TASK DIRECTIONS:
Make an exact copy of all the entries, with the pictures left out.
====
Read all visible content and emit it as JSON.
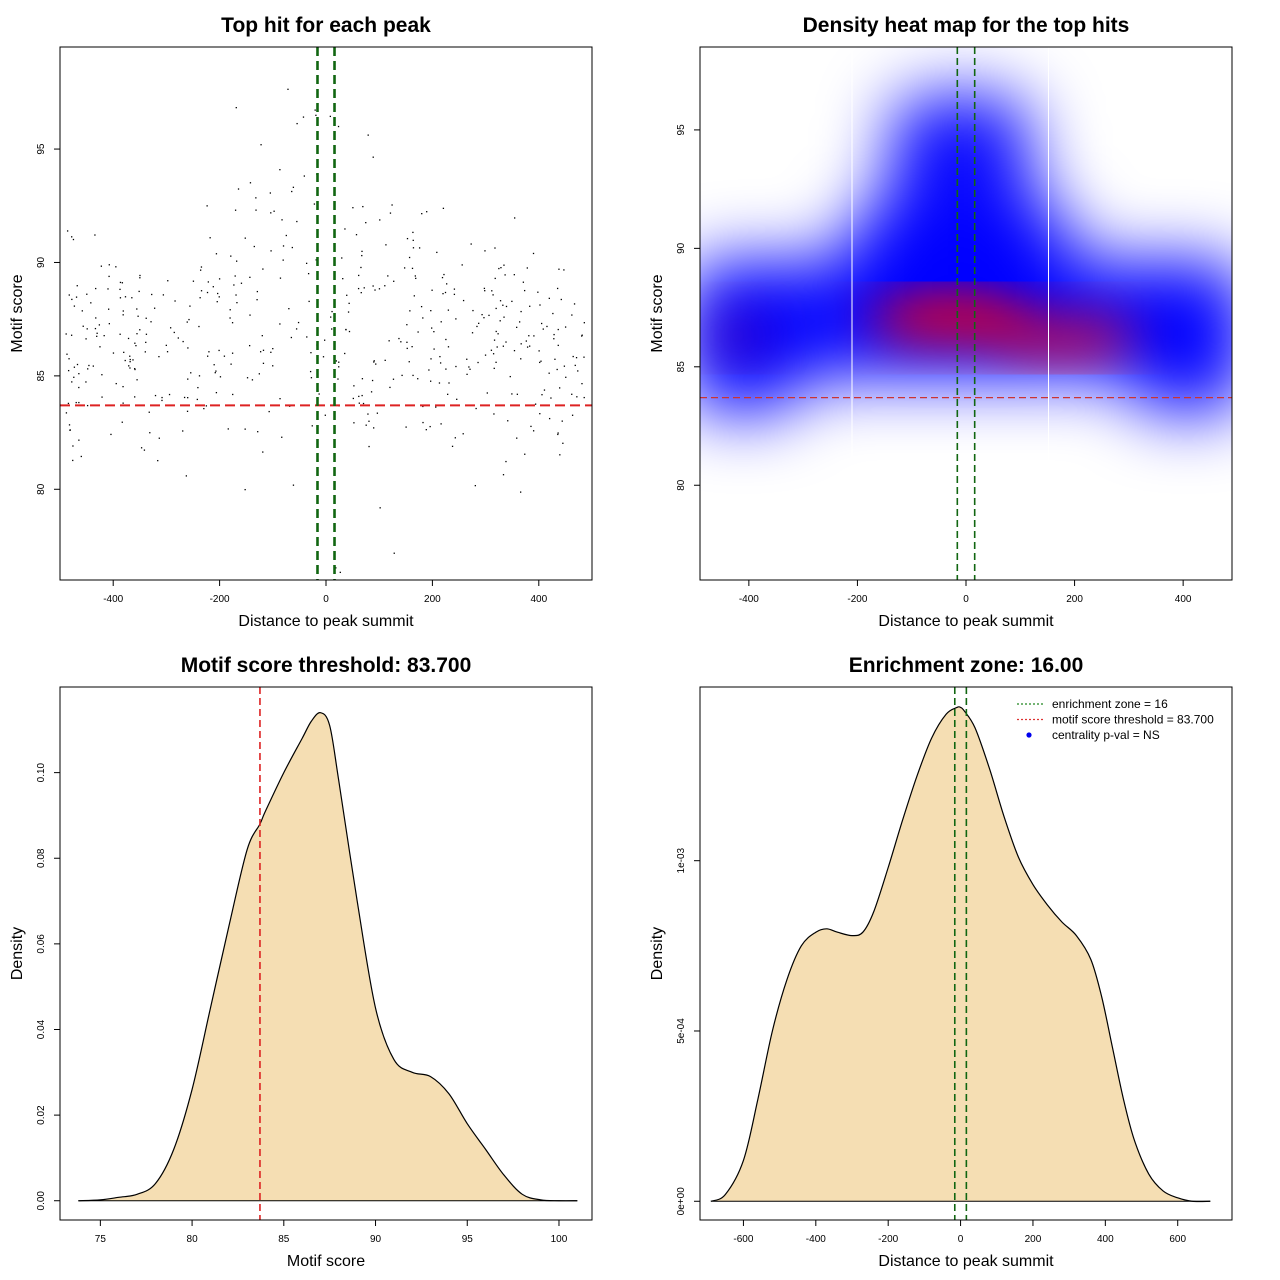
{
  "chart_data": [
    {
      "id": "scatter",
      "type": "scatter",
      "title": "Top hit for each peak",
      "xlabel": "Distance to peak summit",
      "ylabel": "Motif score",
      "xlim": [
        -500,
        500
      ],
      "ylim": [
        76,
        99.5
      ],
      "xticks": [
        -400,
        -200,
        0,
        200,
        400
      ],
      "yticks": [
        80,
        85,
        90,
        95
      ],
      "hlines": [
        {
          "y": 83.7,
          "color": "#dd2222",
          "style": "dashed"
        }
      ],
      "vlines": [
        {
          "x": -16,
          "color": "#116611",
          "style": "dashed"
        },
        {
          "x": 16,
          "color": "#116611",
          "style": "dashed"
        }
      ],
      "point_color": "#000000",
      "n_points": 520
    },
    {
      "id": "heatmap",
      "type": "heatmap",
      "title": "Density heat map for the top hits",
      "xlabel": "Distance to peak summit",
      "ylabel": "Motif score",
      "xlim": [
        -490,
        490
      ],
      "ylim": [
        76,
        98.5
      ],
      "xticks": [
        -400,
        -200,
        0,
        200,
        400
      ],
      "yticks": [
        80,
        85,
        90,
        95
      ],
      "hlines": [
        {
          "y": 83.7,
          "color": "#cc3333",
          "style": "dashed"
        }
      ],
      "vlines": [
        {
          "x": -16,
          "color": "#116611",
          "style": "dashed"
        },
        {
          "x": 16,
          "color": "#116611",
          "style": "dashed"
        }
      ],
      "white_lines_x": [
        -210,
        152
      ],
      "colors": [
        "#ffffff",
        "#0000ff",
        "#ff0000"
      ]
    },
    {
      "id": "score-density",
      "type": "area",
      "title": "Motif score threshold: 83.700",
      "xlabel": "Motif score",
      "ylabel": "Density",
      "xlim": [
        72.8,
        101.8
      ],
      "ylim": [
        -0.0045,
        0.12
      ],
      "xticks": [
        75,
        80,
        85,
        90,
        95,
        100
      ],
      "yticks": [
        0,
        0.02,
        0.04,
        0.06,
        0.08,
        0.1
      ],
      "ytick_labels": [
        "0.00",
        "0.02",
        "0.04",
        "0.06",
        "0.08",
        "0.10"
      ],
      "x": [
        73.8,
        75,
        76,
        77,
        78,
        79,
        80,
        81,
        82,
        83,
        83.7,
        84,
        85,
        86,
        86.5,
        87,
        87.5,
        88,
        89,
        90,
        91,
        92,
        93,
        94,
        95,
        96,
        97,
        98,
        99,
        100,
        101
      ],
      "values": [
        0,
        0.0002,
        0.0008,
        0.0015,
        0.004,
        0.012,
        0.026,
        0.045,
        0.064,
        0.082,
        0.088,
        0.091,
        0.1,
        0.108,
        0.112,
        0.114,
        0.111,
        0.098,
        0.07,
        0.045,
        0.033,
        0.03,
        0.029,
        0.025,
        0.018,
        0.012,
        0.006,
        0.0015,
        0.0002,
        0,
        0
      ],
      "fill": "#f5deb3",
      "vlines": [
        {
          "x": 83.7,
          "color": "#dd2222",
          "style": "dashed"
        }
      ]
    },
    {
      "id": "distance-density",
      "type": "area",
      "title": "Enrichment zone: 16.00",
      "xlabel": "Distance to peak summit",
      "ylabel": "Density",
      "xlim": [
        -720,
        750
      ],
      "ylim": [
        -5.5e-05,
        0.00151
      ],
      "xticks": [
        -600,
        -400,
        -200,
        0,
        200,
        400,
        600
      ],
      "yticks": [
        0,
        0.0005,
        0.001
      ],
      "ytick_labels": [
        "0e+00",
        "5e-04",
        "1e-03"
      ],
      "x": [
        -690,
        -650,
        -600,
        -560,
        -520,
        -480,
        -440,
        -400,
        -370,
        -340,
        -300,
        -270,
        -240,
        -200,
        -160,
        -120,
        -80,
        -40,
        -10,
        0,
        10,
        40,
        80,
        120,
        160,
        200,
        240,
        280,
        320,
        360,
        390,
        420,
        450,
        480,
        520,
        560,
        600,
        640,
        690
      ],
      "values": [
        0,
        2e-05,
        0.00012,
        0.0003,
        0.0005,
        0.00065,
        0.00075,
        0.00079,
        0.0008,
        0.00079,
        0.00078,
        0.00079,
        0.00085,
        0.00098,
        0.00112,
        0.00125,
        0.00136,
        0.00143,
        0.00145,
        0.00145,
        0.00144,
        0.00139,
        0.00127,
        0.00113,
        0.00101,
        0.00093,
        0.00087,
        0.00082,
        0.00078,
        0.00071,
        0.0006,
        0.00045,
        0.0003,
        0.00018,
        8e-05,
        3e-05,
        1e-05,
        0,
        0
      ],
      "fill": "#f5deb3",
      "vlines": [
        {
          "x": -16,
          "color": "#116611",
          "style": "dashed"
        },
        {
          "x": 16,
          "color": "#116611",
          "style": "dashed"
        }
      ],
      "legend": {
        "position": "top-right",
        "items": [
          {
            "label": "enrichment zone = 16",
            "color": "#228822",
            "style": "dotted"
          },
          {
            "label": "motif score threshold = 83.700",
            "color": "#dd3333",
            "style": "dotted"
          },
          {
            "label": "centrality p-val = NS",
            "color": "#0000ee",
            "style": "point"
          }
        ]
      }
    }
  ]
}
====
SOLUTION TO THIS PROBLEM:
Read all visible content and emit it as JSON.
{
  "chart_data": [
    {
      "id": "scatter",
      "type": "scatter",
      "title": "Top hit for each peak",
      "xlabel": "Distance to peak summit",
      "ylabel": "Motif score",
      "xlim": [
        -500,
        500
      ],
      "ylim": [
        76,
        99.5
      ],
      "xticks": [
        -400,
        -200,
        0,
        200,
        400
      ],
      "yticks": [
        80,
        85,
        90,
        95
      ],
      "hlines": [
        {
          "y": 83.7,
          "color": "#dd2222",
          "style": "dashed"
        }
      ],
      "vlines": [
        {
          "x": -16,
          "color": "#116611",
          "style": "dashed"
        },
        {
          "x": 16,
          "color": "#116611",
          "style": "dashed"
        }
      ],
      "point_color": "#000000",
      "n_points": 520
    },
    {
      "id": "heatmap",
      "type": "heatmap",
      "title": "Density heat map for the top hits",
      "xlabel": "Distance to peak summit",
      "ylabel": "Motif score",
      "xlim": [
        -490,
        490
      ],
      "ylim": [
        76,
        98.5
      ],
      "xticks": [
        -400,
        -200,
        0,
        200,
        400
      ],
      "yticks": [
        80,
        85,
        90,
        95
      ],
      "hlines": [
        {
          "y": 83.7,
          "color": "#cc3333",
          "style": "dashed"
        }
      ],
      "vlines": [
        {
          "x": -16,
          "color": "#116611",
          "style": "dashed"
        },
        {
          "x": 16,
          "color": "#116611",
          "style": "dashed"
        }
      ],
      "white_lines_x": [
        -210,
        152
      ],
      "colors": [
        "#ffffff",
        "#0000ff",
        "#ff0000"
      ]
    },
    {
      "id": "score-density",
      "type": "area",
      "title": "Motif score threshold: 83.700",
      "xlabel": "Motif score",
      "ylabel": "Density",
      "xlim": [
        72.8,
        101.8
      ],
      "ylim": [
        -0.0045,
        0.12
      ],
      "xticks": [
        75,
        80,
        85,
        90,
        95,
        100
      ],
      "yticks": [
        0,
        0.02,
        0.04,
        0.06,
        0.08,
        0.1
      ],
      "ytick_labels": [
        "0.00",
        "0.02",
        "0.04",
        "0.06",
        "0.08",
        "0.10"
      ],
      "x": [
        73.8,
        75,
        76,
        77,
        78,
        79,
        80,
        81,
        82,
        83,
        83.7,
        84,
        85,
        86,
        86.5,
        87,
        87.5,
        88,
        89,
        90,
        91,
        92,
        93,
        94,
        95,
        96,
        97,
        98,
        99,
        100,
        101
      ],
      "values": [
        0,
        0.0002,
        0.0008,
        0.0015,
        0.004,
        0.012,
        0.026,
        0.045,
        0.064,
        0.082,
        0.088,
        0.091,
        0.1,
        0.108,
        0.112,
        0.114,
        0.111,
        0.098,
        0.07,
        0.045,
        0.033,
        0.03,
        0.029,
        0.025,
        0.018,
        0.012,
        0.006,
        0.0015,
        0.0002,
        0,
        0
      ],
      "fill": "#f5deb3",
      "vlines": [
        {
          "x": 83.7,
          "color": "#dd2222",
          "style": "dashed"
        }
      ]
    },
    {
      "id": "distance-density",
      "type": "area",
      "title": "Enrichment zone: 16.00",
      "xlabel": "Distance to peak summit",
      "ylabel": "Density",
      "xlim": [
        -720,
        750
      ],
      "ylim": [
        -5.5e-05,
        0.00151
      ],
      "xticks": [
        -600,
        -400,
        -200,
        0,
        200,
        400,
        600
      ],
      "yticks": [
        0,
        0.0005,
        0.001
      ],
      "ytick_labels": [
        "0e+00",
        "5e-04",
        "1e-03"
      ],
      "x": [
        -690,
        -650,
        -600,
        -560,
        -520,
        -480,
        -440,
        -400,
        -370,
        -340,
        -300,
        -270,
        -240,
        -200,
        -160,
        -120,
        -80,
        -40,
        -10,
        0,
        10,
        40,
        80,
        120,
        160,
        200,
        240,
        280,
        320,
        360,
        390,
        420,
        450,
        480,
        520,
        560,
        600,
        640,
        690
      ],
      "values": [
        0,
        2e-05,
        0.00012,
        0.0003,
        0.0005,
        0.00065,
        0.00075,
        0.00079,
        0.0008,
        0.00079,
        0.00078,
        0.00079,
        0.00085,
        0.00098,
        0.00112,
        0.00125,
        0.00136,
        0.00143,
        0.00145,
        0.00145,
        0.00144,
        0.00139,
        0.00127,
        0.00113,
        0.00101,
        0.00093,
        0.00087,
        0.00082,
        0.00078,
        0.00071,
        0.0006,
        0.00045,
        0.0003,
        0.00018,
        8e-05,
        3e-05,
        1e-05,
        0,
        0
      ],
      "fill": "#f5deb3",
      "vlines": [
        {
          "x": -16,
          "color": "#116611",
          "style": "dashed"
        },
        {
          "x": 16,
          "color": "#116611",
          "style": "dashed"
        }
      ],
      "legend": {
        "position": "top-right",
        "items": [
          {
            "label": "enrichment zone = 16",
            "color": "#228822",
            "style": "dotted"
          },
          {
            "label": "motif score threshold = 83.700",
            "color": "#dd3333",
            "style": "dotted"
          },
          {
            "label": "centrality p-val = NS",
            "color": "#0000ee",
            "style": "point"
          }
        ]
      }
    }
  ]
}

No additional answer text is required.